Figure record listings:

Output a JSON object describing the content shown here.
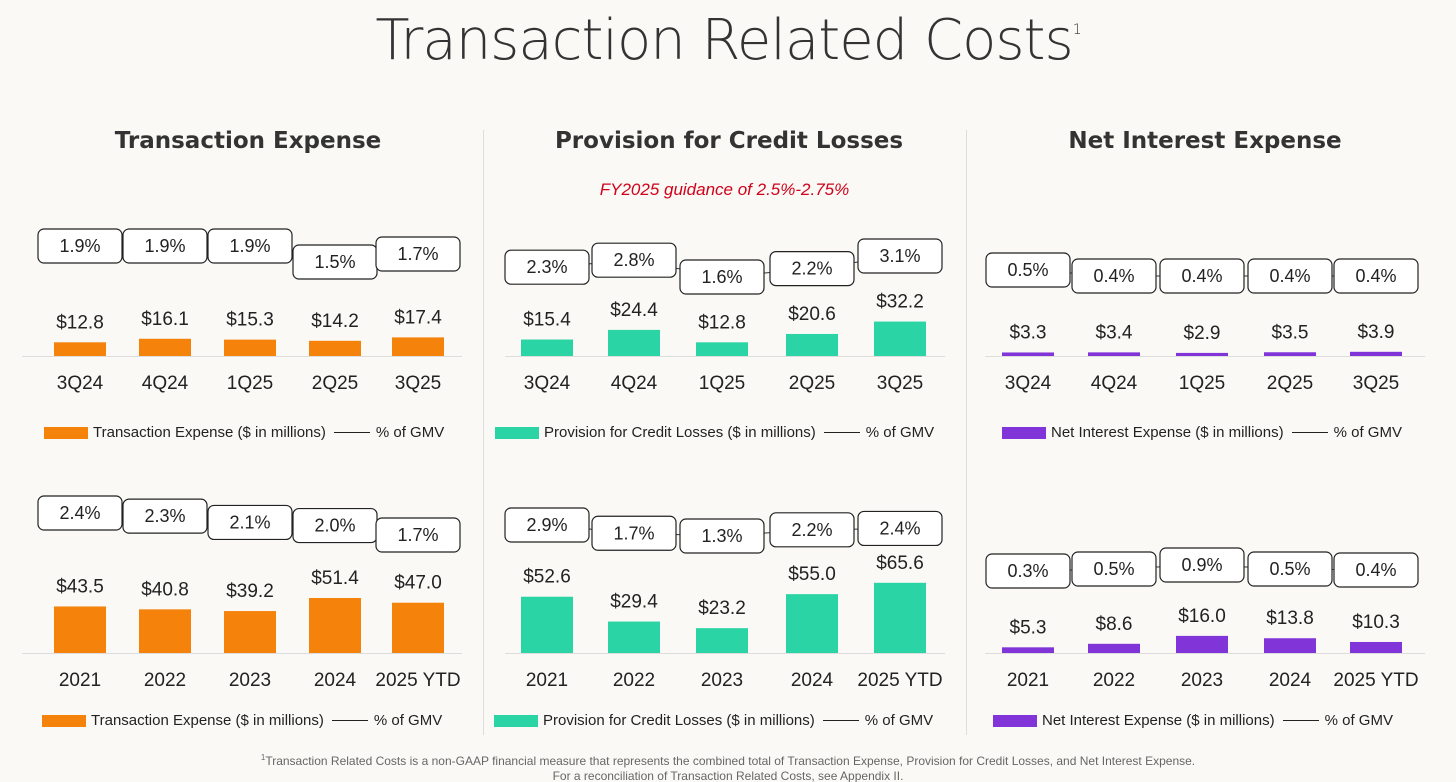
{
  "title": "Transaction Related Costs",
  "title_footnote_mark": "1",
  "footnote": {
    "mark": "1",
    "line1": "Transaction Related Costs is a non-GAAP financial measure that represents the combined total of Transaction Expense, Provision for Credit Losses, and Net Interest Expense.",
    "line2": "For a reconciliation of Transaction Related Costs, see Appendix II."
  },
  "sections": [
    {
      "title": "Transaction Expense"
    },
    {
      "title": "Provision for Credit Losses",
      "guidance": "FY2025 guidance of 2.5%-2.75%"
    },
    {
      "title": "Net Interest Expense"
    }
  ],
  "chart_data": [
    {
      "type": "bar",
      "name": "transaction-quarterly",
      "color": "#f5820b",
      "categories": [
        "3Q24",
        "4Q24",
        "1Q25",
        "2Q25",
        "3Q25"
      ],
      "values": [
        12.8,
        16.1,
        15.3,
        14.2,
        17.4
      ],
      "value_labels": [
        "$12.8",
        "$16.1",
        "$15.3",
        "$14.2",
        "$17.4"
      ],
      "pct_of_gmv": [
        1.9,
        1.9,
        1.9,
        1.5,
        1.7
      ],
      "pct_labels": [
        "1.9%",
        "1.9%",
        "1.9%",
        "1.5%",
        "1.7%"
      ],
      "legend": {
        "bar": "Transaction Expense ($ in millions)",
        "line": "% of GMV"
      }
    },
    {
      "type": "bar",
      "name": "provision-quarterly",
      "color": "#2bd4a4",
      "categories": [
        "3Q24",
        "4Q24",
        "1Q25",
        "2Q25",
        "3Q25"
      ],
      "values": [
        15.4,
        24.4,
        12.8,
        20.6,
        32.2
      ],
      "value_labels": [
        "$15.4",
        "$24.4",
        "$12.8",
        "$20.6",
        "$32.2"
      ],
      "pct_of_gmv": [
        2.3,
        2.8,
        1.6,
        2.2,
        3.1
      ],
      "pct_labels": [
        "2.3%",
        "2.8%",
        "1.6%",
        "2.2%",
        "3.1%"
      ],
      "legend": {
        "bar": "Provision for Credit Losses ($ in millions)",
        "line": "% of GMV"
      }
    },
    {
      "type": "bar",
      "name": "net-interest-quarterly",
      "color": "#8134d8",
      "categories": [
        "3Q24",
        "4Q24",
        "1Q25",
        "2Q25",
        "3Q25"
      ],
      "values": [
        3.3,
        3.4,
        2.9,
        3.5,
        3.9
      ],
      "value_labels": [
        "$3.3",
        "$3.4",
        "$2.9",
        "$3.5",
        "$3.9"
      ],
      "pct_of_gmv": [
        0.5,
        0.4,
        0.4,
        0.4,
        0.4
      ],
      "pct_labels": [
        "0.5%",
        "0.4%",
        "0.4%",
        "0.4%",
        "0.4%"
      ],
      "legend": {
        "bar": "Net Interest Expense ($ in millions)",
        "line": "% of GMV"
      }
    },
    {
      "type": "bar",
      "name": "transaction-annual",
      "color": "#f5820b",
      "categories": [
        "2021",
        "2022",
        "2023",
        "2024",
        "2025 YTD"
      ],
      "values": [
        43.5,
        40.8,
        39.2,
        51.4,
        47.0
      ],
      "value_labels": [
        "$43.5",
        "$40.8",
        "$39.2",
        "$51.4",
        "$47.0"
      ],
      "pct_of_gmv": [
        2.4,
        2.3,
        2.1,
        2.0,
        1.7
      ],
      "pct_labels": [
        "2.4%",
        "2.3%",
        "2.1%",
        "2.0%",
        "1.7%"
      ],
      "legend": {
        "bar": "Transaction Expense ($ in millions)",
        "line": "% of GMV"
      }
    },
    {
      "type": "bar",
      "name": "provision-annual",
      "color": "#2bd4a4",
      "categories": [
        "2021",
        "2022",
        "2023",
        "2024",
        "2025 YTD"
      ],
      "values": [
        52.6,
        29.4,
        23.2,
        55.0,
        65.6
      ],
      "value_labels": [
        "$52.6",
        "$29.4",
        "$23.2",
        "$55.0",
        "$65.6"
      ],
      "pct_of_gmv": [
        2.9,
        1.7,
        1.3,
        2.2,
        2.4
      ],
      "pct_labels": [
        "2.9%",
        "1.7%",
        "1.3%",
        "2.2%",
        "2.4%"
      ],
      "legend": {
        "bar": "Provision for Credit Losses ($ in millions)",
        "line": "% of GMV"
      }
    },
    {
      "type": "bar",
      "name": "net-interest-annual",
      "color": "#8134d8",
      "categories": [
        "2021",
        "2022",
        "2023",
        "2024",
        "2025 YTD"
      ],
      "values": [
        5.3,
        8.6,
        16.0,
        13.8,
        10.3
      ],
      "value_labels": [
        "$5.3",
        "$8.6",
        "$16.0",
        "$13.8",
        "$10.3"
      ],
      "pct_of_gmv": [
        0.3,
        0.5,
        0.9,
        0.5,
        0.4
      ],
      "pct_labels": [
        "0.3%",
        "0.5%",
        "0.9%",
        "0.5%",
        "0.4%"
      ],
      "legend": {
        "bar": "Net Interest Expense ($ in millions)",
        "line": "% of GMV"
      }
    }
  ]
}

Your objective:
Give the entries again word for word, but skip the pictures.

Answer to the problem:
Output a JSON object describing the content shown here.
{
  "title": "Transaction Related Costs",
  "title_footnote_mark": "1",
  "footnote": {
    "mark": "1",
    "line1": "Transaction Related Costs is a non-GAAP financial measure that represents the combined total of Transaction Expense, Provision for Credit Losses, and Net Interest Expense.",
    "line2": "For a reconciliation of Transaction Related Costs, see Appendix II."
  },
  "sections": [
    {
      "title": "Transaction Expense"
    },
    {
      "title": "Provision for Credit Losses",
      "guidance": "FY2025 guidance of 2.5%-2.75%"
    },
    {
      "title": "Net Interest Expense"
    }
  ],
  "chart_data": [
    {
      "type": "bar",
      "name": "transaction-quarterly",
      "color": "#f5820b",
      "categories": [
        "3Q24",
        "4Q24",
        "1Q25",
        "2Q25",
        "3Q25"
      ],
      "values": [
        12.8,
        16.1,
        15.3,
        14.2,
        17.4
      ],
      "value_labels": [
        "$12.8",
        "$16.1",
        "$15.3",
        "$14.2",
        "$17.4"
      ],
      "pct_of_gmv": [
        1.9,
        1.9,
        1.9,
        1.5,
        1.7
      ],
      "pct_labels": [
        "1.9%",
        "1.9%",
        "1.9%",
        "1.5%",
        "1.7%"
      ],
      "legend": {
        "bar": "Transaction Expense ($ in millions)",
        "line": "% of GMV"
      }
    },
    {
      "type": "bar",
      "name": "provision-quarterly",
      "color": "#2bd4a4",
      "categories": [
        "3Q24",
        "4Q24",
        "1Q25",
        "2Q25",
        "3Q25"
      ],
      "values": [
        15.4,
        24.4,
        12.8,
        20.6,
        32.2
      ],
      "value_labels": [
        "$15.4",
        "$24.4",
        "$12.8",
        "$20.6",
        "$32.2"
      ],
      "pct_of_gmv": [
        2.3,
        2.8,
        1.6,
        2.2,
        3.1
      ],
      "pct_labels": [
        "2.3%",
        "2.8%",
        "1.6%",
        "2.2%",
        "3.1%"
      ],
      "legend": {
        "bar": "Provision for Credit Losses ($ in millions)",
        "line": "% of GMV"
      }
    },
    {
      "type": "bar",
      "name": "net-interest-quarterly",
      "color": "#8134d8",
      "categories": [
        "3Q24",
        "4Q24",
        "1Q25",
        "2Q25",
        "3Q25"
      ],
      "values": [
        3.3,
        3.4,
        2.9,
        3.5,
        3.9
      ],
      "value_labels": [
        "$3.3",
        "$3.4",
        "$2.9",
        "$3.5",
        "$3.9"
      ],
      "pct_of_gmv": [
        0.5,
        0.4,
        0.4,
        0.4,
        0.4
      ],
      "pct_labels": [
        "0.5%",
        "0.4%",
        "0.4%",
        "0.4%",
        "0.4%"
      ],
      "legend": {
        "bar": "Net Interest Expense ($ in millions)",
        "line": "% of GMV"
      }
    },
    {
      "type": "bar",
      "name": "transaction-annual",
      "color": "#f5820b",
      "categories": [
        "2021",
        "2022",
        "2023",
        "2024",
        "2025 YTD"
      ],
      "values": [
        43.5,
        40.8,
        39.2,
        51.4,
        47.0
      ],
      "value_labels": [
        "$43.5",
        "$40.8",
        "$39.2",
        "$51.4",
        "$47.0"
      ],
      "pct_of_gmv": [
        2.4,
        2.3,
        2.1,
        2.0,
        1.7
      ],
      "pct_labels": [
        "2.4%",
        "2.3%",
        "2.1%",
        "2.0%",
        "1.7%"
      ],
      "legend": {
        "bar": "Transaction Expense ($ in millions)",
        "line": "% of GMV"
      }
    },
    {
      "type": "bar",
      "name": "provision-annual",
      "color": "#2bd4a4",
      "categories": [
        "2021",
        "2022",
        "2023",
        "2024",
        "2025 YTD"
      ],
      "values": [
        52.6,
        29.4,
        23.2,
        55.0,
        65.6
      ],
      "value_labels": [
        "$52.6",
        "$29.4",
        "$23.2",
        "$55.0",
        "$65.6"
      ],
      "pct_of_gmv": [
        2.9,
        1.7,
        1.3,
        2.2,
        2.4
      ],
      "pct_labels": [
        "2.9%",
        "1.7%",
        "1.3%",
        "2.2%",
        "2.4%"
      ],
      "legend": {
        "bar": "Provision for Credit Losses ($ in millions)",
        "line": "% of GMV"
      }
    },
    {
      "type": "bar",
      "name": "net-interest-annual",
      "color": "#8134d8",
      "categories": [
        "2021",
        "2022",
        "2023",
        "2024",
        "2025 YTD"
      ],
      "values": [
        5.3,
        8.6,
        16.0,
        13.8,
        10.3
      ],
      "value_labels": [
        "$5.3",
        "$8.6",
        "$16.0",
        "$13.8",
        "$10.3"
      ],
      "pct_of_gmv": [
        0.3,
        0.5,
        0.9,
        0.5,
        0.4
      ],
      "pct_labels": [
        "0.3%",
        "0.5%",
        "0.9%",
        "0.5%",
        "0.4%"
      ],
      "legend": {
        "bar": "Net Interest Expense ($ in millions)",
        "line": "% of GMV"
      }
    }
  ]
}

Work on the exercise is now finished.